• [Given information]:

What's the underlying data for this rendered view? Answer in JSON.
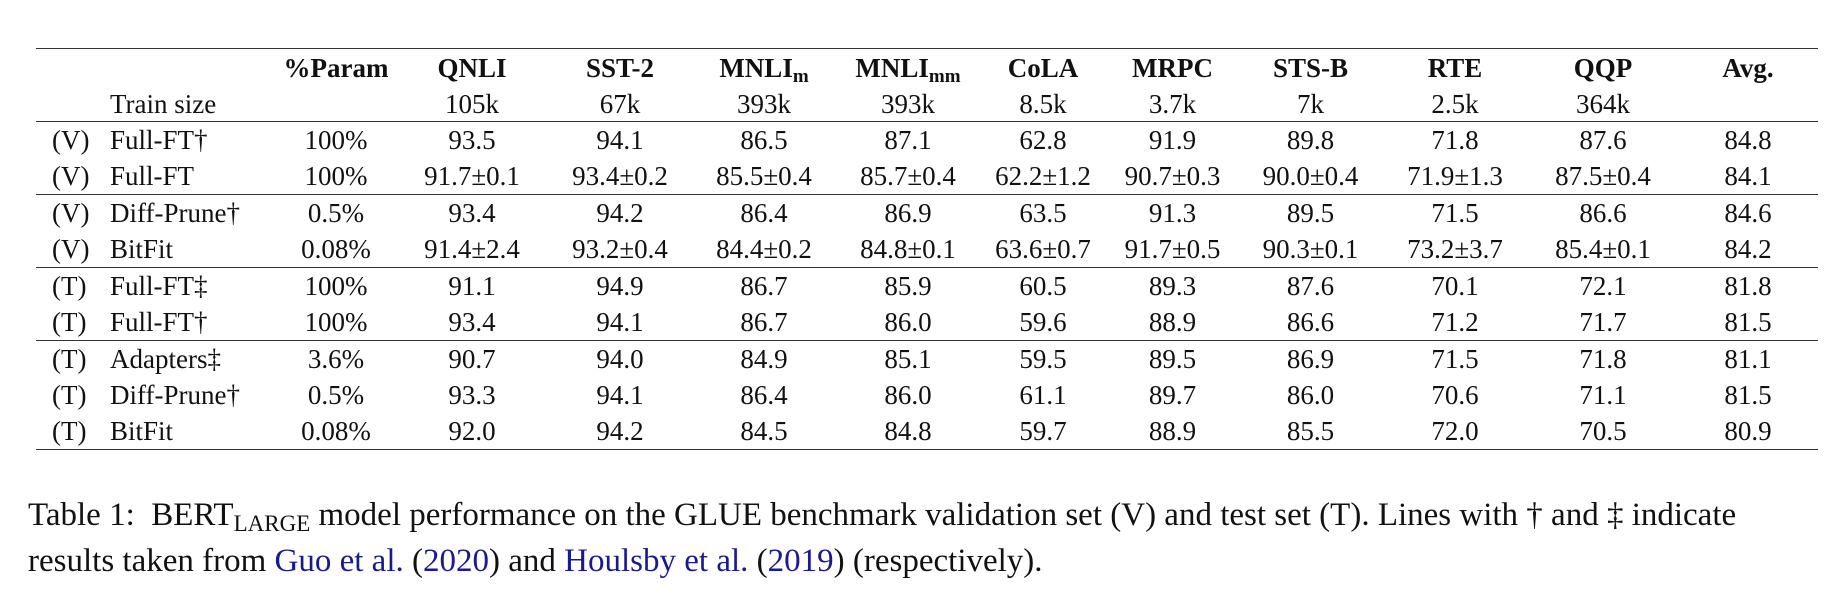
{
  "table": {
    "corner": "",
    "columns": [
      {
        "main": "%Param",
        "sub": ""
      },
      {
        "main": "QNLI",
        "sub": ""
      },
      {
        "main": "SST-2",
        "sub": ""
      },
      {
        "main": "MNLI",
        "sub": "m"
      },
      {
        "main": "MNLI",
        "sub": "mm"
      },
      {
        "main": "CoLA",
        "sub": ""
      },
      {
        "main": "MRPC",
        "sub": ""
      },
      {
        "main": "STS-B",
        "sub": ""
      },
      {
        "main": "RTE",
        "sub": ""
      },
      {
        "main": "QQP",
        "sub": ""
      },
      {
        "main": "Avg.",
        "sub": ""
      }
    ],
    "train_size_label": "Train size",
    "train_sizes": [
      "",
      "105k",
      "67k",
      "393k",
      "393k",
      "8.5k",
      "3.7k",
      "7k",
      "2.5k",
      "364k",
      ""
    ],
    "groups": [
      {
        "rows": [
          {
            "tag": "(V)",
            "method": "Full-FT†",
            "cells": [
              {
                "v": "100%",
                "b": false
              },
              {
                "v": "93.5",
                "b": true
              },
              {
                "v": "94.1",
                "b": true
              },
              {
                "v": "86.5",
                "b": true
              },
              {
                "v": "87.1",
                "b": true
              },
              {
                "v": "62.8",
                "b": true
              },
              {
                "v": "91.9",
                "b": true
              },
              {
                "v": "89.8",
                "b": false
              },
              {
                "v": "71.8",
                "b": false
              },
              {
                "v": "87.6",
                "b": true
              },
              {
                "v": "84.8",
                "b": true
              }
            ]
          },
          {
            "tag": "(V)",
            "method": "Full-FT",
            "cells": [
              {
                "v": "100%",
                "b": false
              },
              {
                "v": "91.7±0.1",
                "b": false
              },
              {
                "v": "93.4±0.2",
                "b": false
              },
              {
                "v": "85.5±0.4",
                "b": false
              },
              {
                "v": "85.7±0.4",
                "b": false
              },
              {
                "v": "62.2±1.2",
                "b": false
              },
              {
                "v": "90.7±0.3",
                "b": false
              },
              {
                "v": "90.0±0.4",
                "b": true
              },
              {
                "v": "71.9±1.3",
                "b": true
              },
              {
                "v": "87.5±0.4",
                "b": false
              },
              {
                "v": "84.1",
                "b": false
              }
            ]
          }
        ]
      },
      {
        "rows": [
          {
            "tag": "(V)",
            "method": "Diff-Prune†",
            "cells": [
              {
                "v": "0.5%",
                "b": false
              },
              {
                "v": "93.4",
                "b": true
              },
              {
                "v": "94.2",
                "b": true
              },
              {
                "v": "86.4",
                "b": true
              },
              {
                "v": "86.9",
                "b": true
              },
              {
                "v": "63.5",
                "b": false
              },
              {
                "v": "91.3",
                "b": false
              },
              {
                "v": "89.5",
                "b": false
              },
              {
                "v": "71.5",
                "b": false
              },
              {
                "v": "86.6",
                "b": true
              },
              {
                "v": "84.6",
                "b": true
              }
            ]
          },
          {
            "tag": "(V)",
            "method": "BitFit",
            "cells": [
              {
                "v": "0.08%",
                "b": false
              },
              {
                "v": "91.4±2.4",
                "b": false
              },
              {
                "v": "93.2±0.4",
                "b": false
              },
              {
                "v": "84.4±0.2",
                "b": false
              },
              {
                "v": "84.8±0.1",
                "b": false
              },
              {
                "v": "63.6±0.7",
                "b": true
              },
              {
                "v": "91.7±0.5",
                "b": true
              },
              {
                "v": "90.3±0.1",
                "b": true
              },
              {
                "v": "73.2±3.7",
                "b": true
              },
              {
                "v": "85.4±0.1",
                "b": false
              },
              {
                "v": "84.2",
                "b": false
              }
            ]
          }
        ]
      },
      {
        "rows": [
          {
            "tag": "(T)",
            "method": "Full-FT‡",
            "cells": [
              {
                "v": "100%",
                "b": false
              },
              {
                "v": "91.1",
                "b": false
              },
              {
                "v": "94.9",
                "b": true
              },
              {
                "v": "86.7",
                "b": false
              },
              {
                "v": "85.9",
                "b": false
              },
              {
                "v": "60.5",
                "b": true
              },
              {
                "v": "89.3",
                "b": true
              },
              {
                "v": "87.6",
                "b": true
              },
              {
                "v": "70.1",
                "b": false
              },
              {
                "v": "72.1",
                "b": true
              },
              {
                "v": "81.8",
                "b": true
              }
            ]
          },
          {
            "tag": "(T)",
            "method": "Full-FT†",
            "cells": [
              {
                "v": "100%",
                "b": false
              },
              {
                "v": "93.4",
                "b": true
              },
              {
                "v": "94.1",
                "b": false
              },
              {
                "v": "86.7",
                "b": false
              },
              {
                "v": "86.0",
                "b": true
              },
              {
                "v": "59.6",
                "b": false
              },
              {
                "v": "88.9",
                "b": false
              },
              {
                "v": "86.6",
                "b": false
              },
              {
                "v": "71.2",
                "b": true
              },
              {
                "v": "71.7",
                "b": false
              },
              {
                "v": "81.5",
                "b": false
              }
            ]
          }
        ]
      },
      {
        "rows": [
          {
            "tag": "(T)",
            "method": "Adapters‡",
            "cells": [
              {
                "v": "3.6%",
                "b": false
              },
              {
                "v": "90.7",
                "b": false
              },
              {
                "v": "94.0",
                "b": false
              },
              {
                "v": "84.9",
                "b": false
              },
              {
                "v": "85.1",
                "b": false
              },
              {
                "v": "59.5",
                "b": false
              },
              {
                "v": "89.5",
                "b": false
              },
              {
                "v": "86.9",
                "b": true
              },
              {
                "v": "71.5",
                "b": false
              },
              {
                "v": "71.8",
                "b": true
              },
              {
                "v": "81.1",
                "b": false
              }
            ]
          },
          {
            "tag": "(T)",
            "method": "Diff-Prune†",
            "cells": [
              {
                "v": "0.5%",
                "b": false
              },
              {
                "v": "93.3",
                "b": true
              },
              {
                "v": "94.1",
                "b": false
              },
              {
                "v": "86.4",
                "b": true
              },
              {
                "v": "86.0",
                "b": true
              },
              {
                "v": "61.1",
                "b": true
              },
              {
                "v": "89.7",
                "b": true
              },
              {
                "v": "86.0",
                "b": false
              },
              {
                "v": "70.6",
                "b": false
              },
              {
                "v": "71.1",
                "b": false
              },
              {
                "v": "81.5",
                "b": true
              }
            ]
          },
          {
            "tag": "(T)",
            "method": "BitFit",
            "cells": [
              {
                "v": "0.08%",
                "b": false
              },
              {
                "v": "92.0",
                "b": false
              },
              {
                "v": "94.2",
                "b": true
              },
              {
                "v": "84.5",
                "b": false
              },
              {
                "v": "84.8",
                "b": false
              },
              {
                "v": "59.7",
                "b": false
              },
              {
                "v": "88.9",
                "b": false
              },
              {
                "v": "85.5",
                "b": false
              },
              {
                "v": "72.0",
                "b": true
              },
              {
                "v": "70.5",
                "b": false
              },
              {
                "v": "80.9",
                "b": false
              }
            ]
          }
        ]
      }
    ]
  },
  "caption": {
    "label": "Table 1:",
    "model": "BERT",
    "model_sub": "LARGE",
    "text1": " model performance on the GLUE benchmark validation set (V) and test set (T). Lines with † and ‡ indicate results taken from ",
    "ref1_authors": "Guo et al.",
    "ref1_open": " (",
    "ref1_year": "2020",
    "ref1_close": ")",
    "and": " and ",
    "ref2_authors": "Houlsby et al.",
    "ref2_open": " (",
    "ref2_year": "2019",
    "ref2_close": ")",
    "text2": " (respectively).",
    "link_color": "#1a1a8c"
  }
}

• [Direction]: Select every line where the word "main" occurs.

• [Final answer]:
        "main": "%Param",
        "main": "QNLI",
        "main": "SST-2",
        "main": "MNLI",
        "main": "MNLI",
        "main": "CoLA",
        "main": "MRPC",
        "main": "STS-B",
        "main": "RTE",
        "main": "QQP",
        "main": "Avg.",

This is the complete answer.